- Instruction: From the records below, extract all the text exactly and leave the images behind.

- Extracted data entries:
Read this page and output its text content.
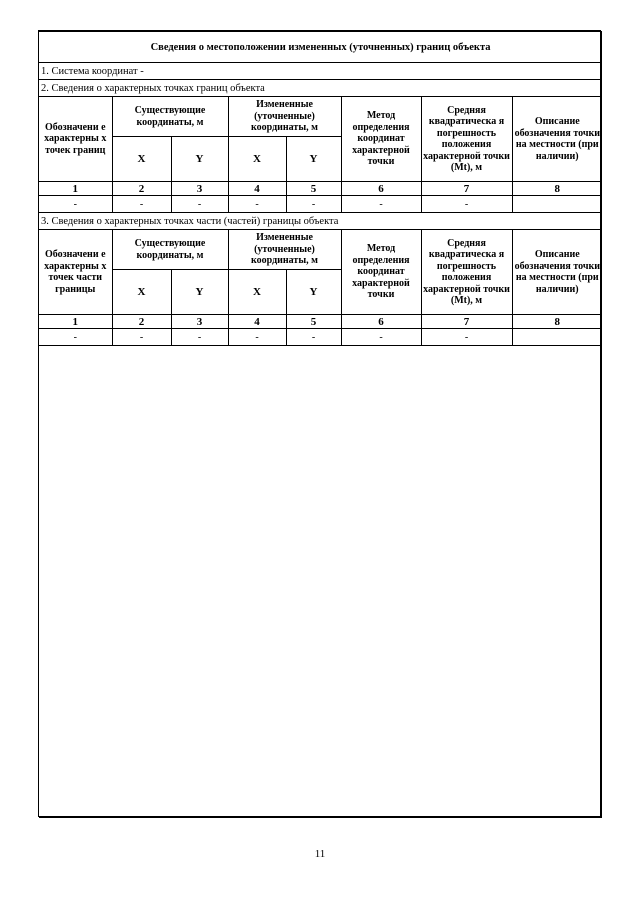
Сведения о местоположении измененных (уточненных) границ объекта							
1. Система координат -							
2. Сведения о характерных точках границ объекта							
Обозначени е характерны х точек границ	Существующие координаты, м		Измененные (уточненные) координаты, м		Метод определения координат характерной точки	Средняя квадратическа я погрешность положения характерной точки (Mt), м	Описание обозначения точки на местности (при наличии)
	X	Y	X	Y			
1	2	3	4	5	6	7	8
-	-	-	-	-	-	-	
3. Сведения о характерных точках части (частей) границы объекта							
Обозначени е характерны х точек части границы	Существующие координаты, м		Измененные (уточненные) координаты, м		Метод определения координат характерной точки	Средняя квадратическа я погрешность положения характерной точки (Mt), м	Описание обозначения точки на местности (при наличии)
	X	Y	X	Y			
1	2	3	4	5	6	7	8
-	-	-	-	-	-	-	
11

- Solution to this exercise:
Read this page and output its text content.
Сведения о местоположении измененных (уточненных) границ объекта							
1. Система координат -							
2. Сведения о характерных точках границ объекта							
Обозначени е характерны х точек границ	Существующие координаты, м		Измененные (уточненные) координаты, м		Метод определения координат характерной точки	Средняя квадратическа я погрешность положения характерной точки (Mt), м	Описание обозначения точки на местности (при наличии)
	X	Y	X	Y			
1	2	3	4	5	6	7	8
-	-	-	-	-	-	-	
3. Сведения о характерных точках части (частей) границы объекта							
Обозначени е характерны х точек части границы	Существующие координаты, м		Измененные (уточненные) координаты, м		Метод определения координат характерной точки	Средняя квадратическа я погрешность положения характерной точки (Mt), м	Описание обозначения точки на местности (при наличии)
	X	Y	X	Y			
1	2	3	4	5	6	7	8
-	-	-	-	-	-	-	
11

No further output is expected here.